## Required work
Repeat the records word for word, excluding any picture.

## Information provided
* Begin *
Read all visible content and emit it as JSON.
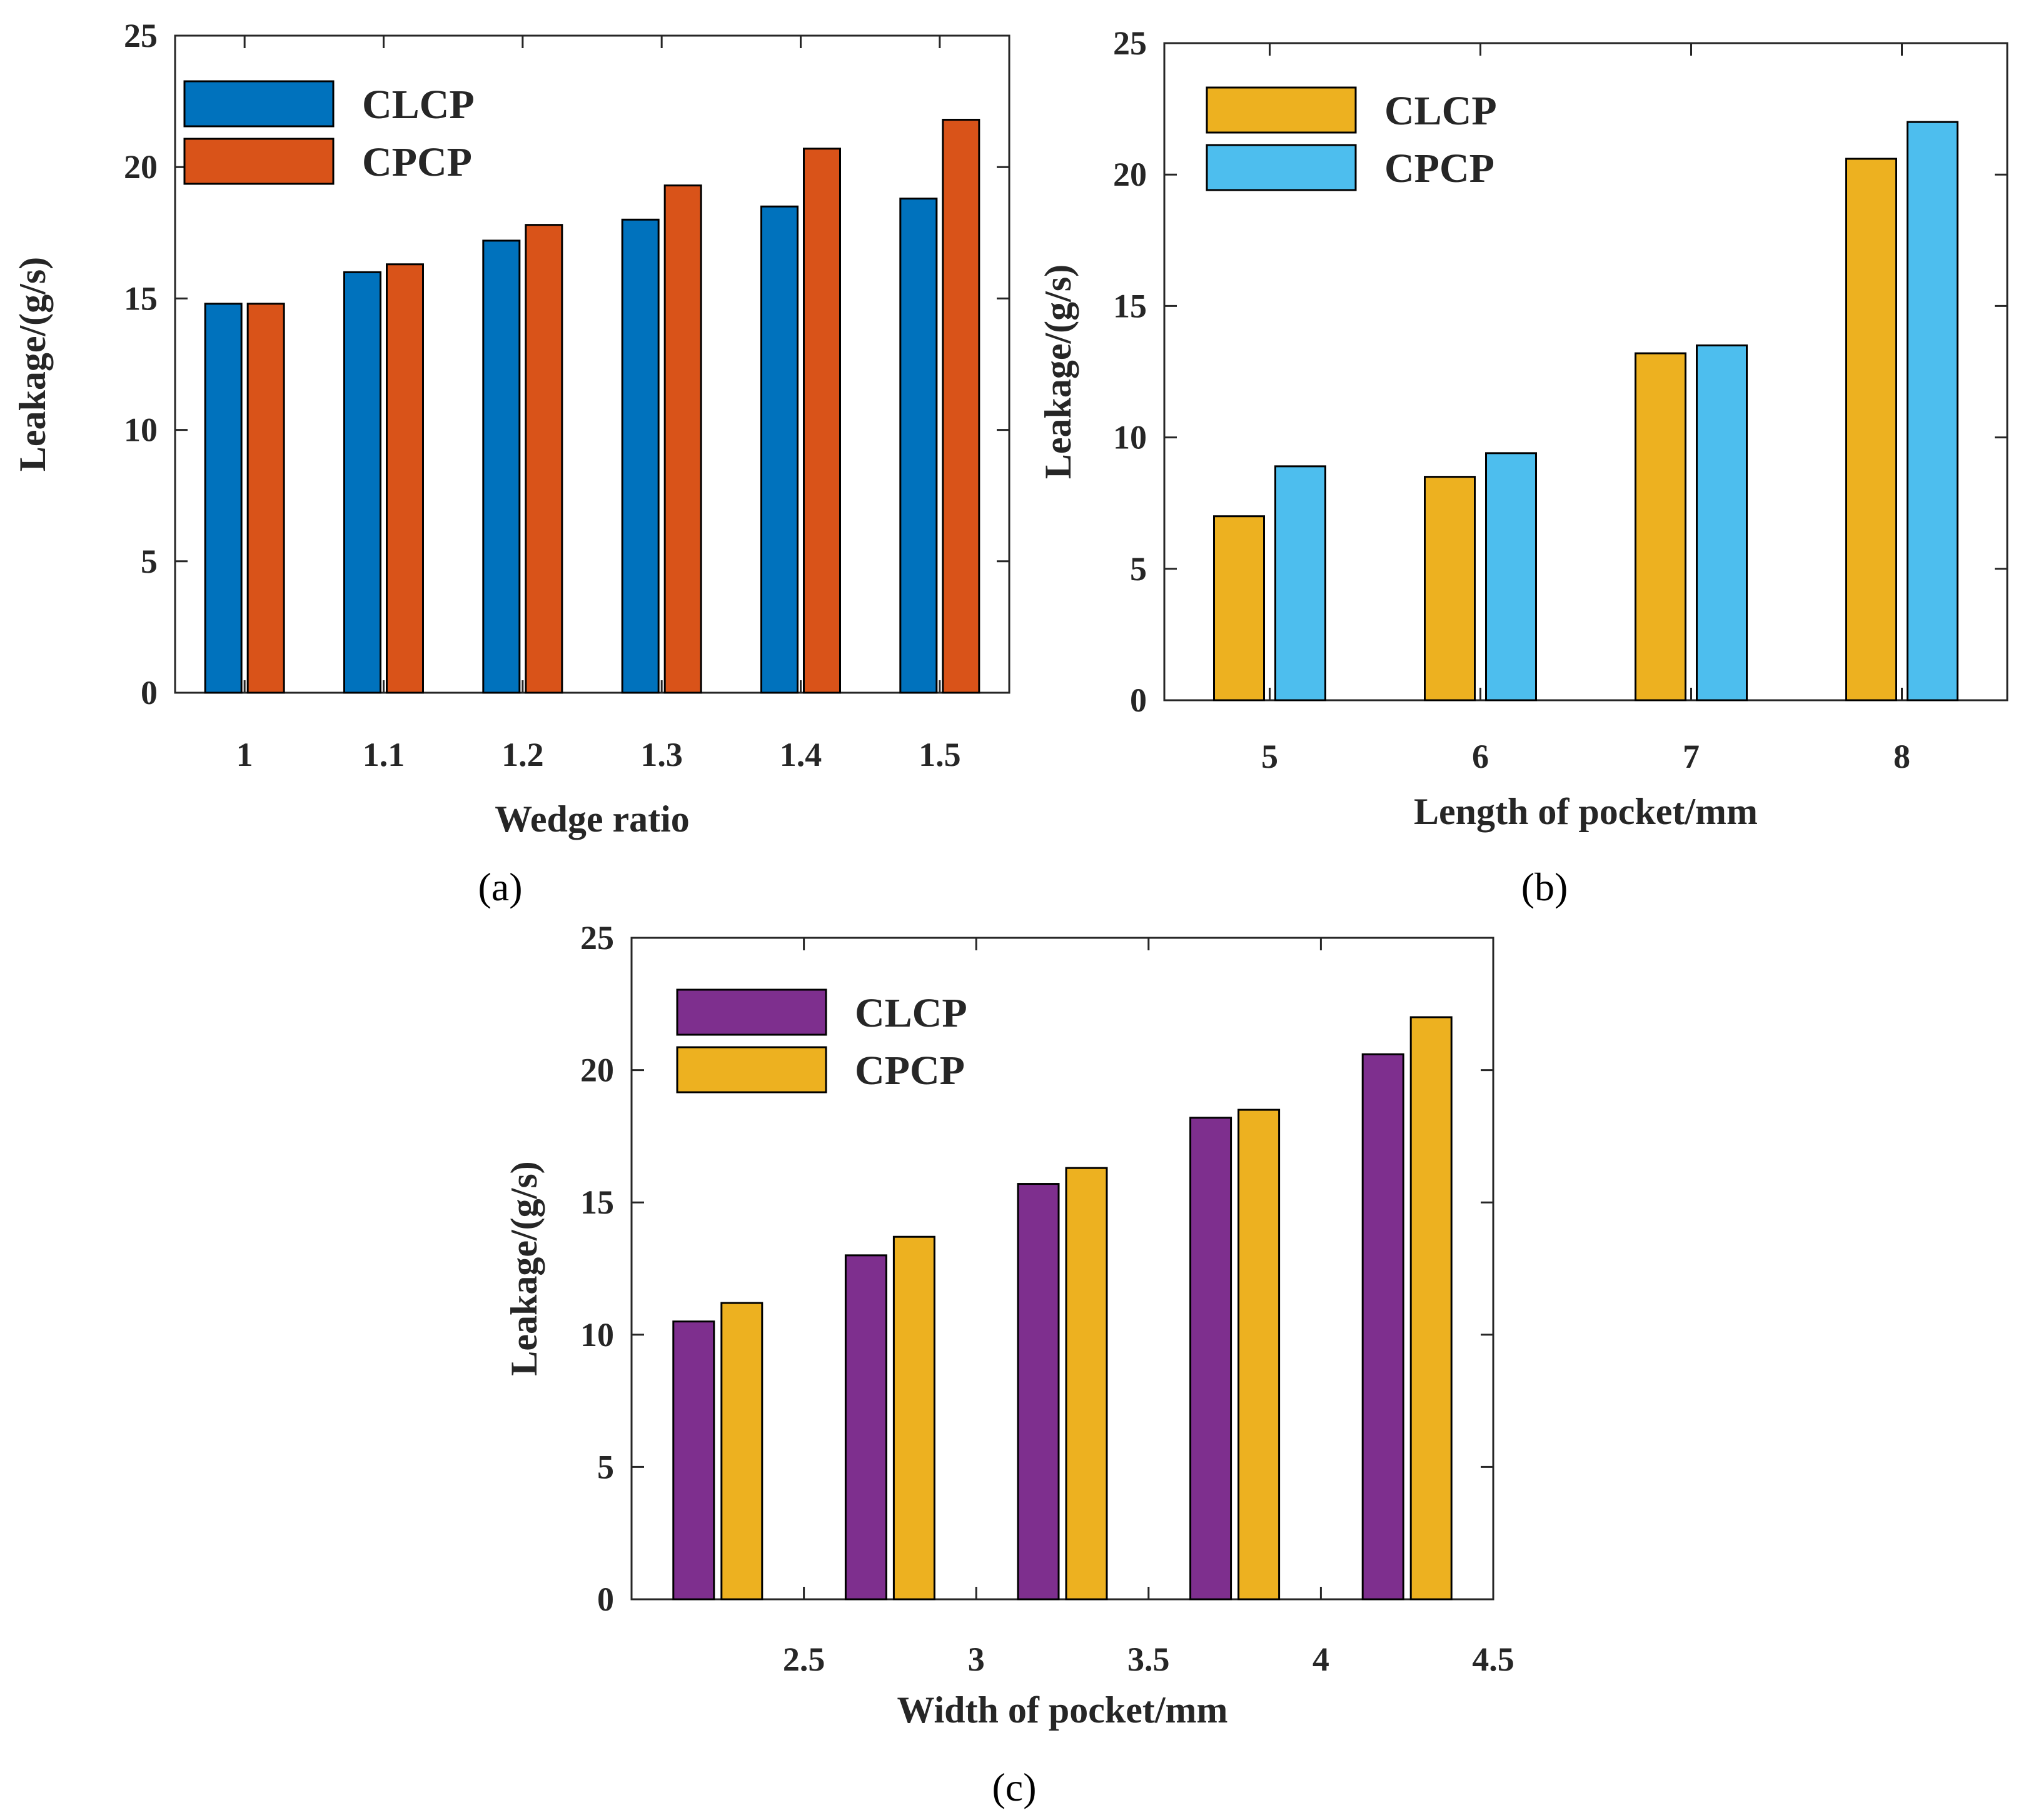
{
  "chart_data": [
    {
      "type": "bar",
      "caption": "(a)",
      "categories": [
        "1",
        "1.1",
        "1.2",
        "1.3",
        "1.4",
        "1.5"
      ],
      "series": [
        {
          "name": "CLCP",
          "color": "#0072BD",
          "values": [
            14.8,
            16.0,
            17.2,
            18.0,
            18.5,
            18.8
          ]
        },
        {
          "name": "CPCP",
          "color": "#D95319",
          "values": [
            14.8,
            16.3,
            17.8,
            19.3,
            20.7,
            21.8
          ]
        }
      ],
      "xlabel": "Wedge ratio",
      "ylabel": "Leakage/(g/s)",
      "ylim": [
        0,
        25
      ],
      "yticks": [
        "0",
        "5",
        "10",
        "15",
        "20",
        "25"
      ],
      "legend": "top-left"
    },
    {
      "type": "bar",
      "caption": "(b)",
      "categories": [
        "5",
        "6",
        "7",
        "8"
      ],
      "series": [
        {
          "name": "CLCP",
          "color": "#EDB120",
          "values": [
            7.0,
            8.5,
            13.2,
            20.6
          ]
        },
        {
          "name": "CPCP",
          "color": "#4DBEEE",
          "values": [
            8.9,
            9.4,
            13.5,
            22.0
          ]
        }
      ],
      "xlabel": "Length of pocket/mm",
      "ylabel": "Leakage/(g/s)",
      "ylim": [
        0,
        25
      ],
      "yticks": [
        "0",
        "5",
        "10",
        "15",
        "20",
        "25"
      ],
      "legend": "top-left"
    },
    {
      "type": "bar",
      "caption": "(c)",
      "x": [
        2.25,
        2.75,
        3.25,
        3.75,
        4.25
      ],
      "xlim": [
        2.0,
        4.5
      ],
      "xticks": [
        "2.5",
        "3",
        "3.5",
        "4",
        "4.5"
      ],
      "xtick_values": [
        2.5,
        3,
        3.5,
        4,
        4.5
      ],
      "series": [
        {
          "name": "CLCP",
          "color": "#7E2F8E",
          "values": [
            10.5,
            13.0,
            15.7,
            18.2,
            20.6
          ]
        },
        {
          "name": "CPCP",
          "color": "#EDB120",
          "values": [
            11.2,
            13.7,
            16.3,
            18.5,
            22.0
          ]
        }
      ],
      "xlabel": "Width of pocket/mm",
      "ylabel": "Leakage/(g/s)",
      "ylim": [
        0,
        25
      ],
      "yticks": [
        "0",
        "5",
        "10",
        "15",
        "20",
        "25"
      ],
      "legend": "top-left"
    }
  ]
}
* End *
## Written reply
Read all visible content and emit it as JSON.
{
  "chart_data": [
    {
      "type": "bar",
      "caption": "(a)",
      "categories": [
        "1",
        "1.1",
        "1.2",
        "1.3",
        "1.4",
        "1.5"
      ],
      "series": [
        {
          "name": "CLCP",
          "color": "#0072BD",
          "values": [
            14.8,
            16.0,
            17.2,
            18.0,
            18.5,
            18.8
          ]
        },
        {
          "name": "CPCP",
          "color": "#D95319",
          "values": [
            14.8,
            16.3,
            17.8,
            19.3,
            20.7,
            21.8
          ]
        }
      ],
      "xlabel": "Wedge ratio",
      "ylabel": "Leakage/(g/s)",
      "ylim": [
        0,
        25
      ],
      "yticks": [
        "0",
        "5",
        "10",
        "15",
        "20",
        "25"
      ],
      "legend": "top-left"
    },
    {
      "type": "bar",
      "caption": "(b)",
      "categories": [
        "5",
        "6",
        "7",
        "8"
      ],
      "series": [
        {
          "name": "CLCP",
          "color": "#EDB120",
          "values": [
            7.0,
            8.5,
            13.2,
            20.6
          ]
        },
        {
          "name": "CPCP",
          "color": "#4DBEEE",
          "values": [
            8.9,
            9.4,
            13.5,
            22.0
          ]
        }
      ],
      "xlabel": "Length of pocket/mm",
      "ylabel": "Leakage/(g/s)",
      "ylim": [
        0,
        25
      ],
      "yticks": [
        "0",
        "5",
        "10",
        "15",
        "20",
        "25"
      ],
      "legend": "top-left"
    },
    {
      "type": "bar",
      "caption": "(c)",
      "x": [
        2.25,
        2.75,
        3.25,
        3.75,
        4.25
      ],
      "xlim": [
        2.0,
        4.5
      ],
      "xticks": [
        "2.5",
        "3",
        "3.5",
        "4",
        "4.5"
      ],
      "xtick_values": [
        2.5,
        3,
        3.5,
        4,
        4.5
      ],
      "series": [
        {
          "name": "CLCP",
          "color": "#7E2F8E",
          "values": [
            10.5,
            13.0,
            15.7,
            18.2,
            20.6
          ]
        },
        {
          "name": "CPCP",
          "color": "#EDB120",
          "values": [
            11.2,
            13.7,
            16.3,
            18.5,
            22.0
          ]
        }
      ],
      "xlabel": "Width of pocket/mm",
      "ylabel": "Leakage/(g/s)",
      "ylim": [
        0,
        25
      ],
      "yticks": [
        "0",
        "5",
        "10",
        "15",
        "20",
        "25"
      ],
      "legend": "top-left"
    }
  ]
}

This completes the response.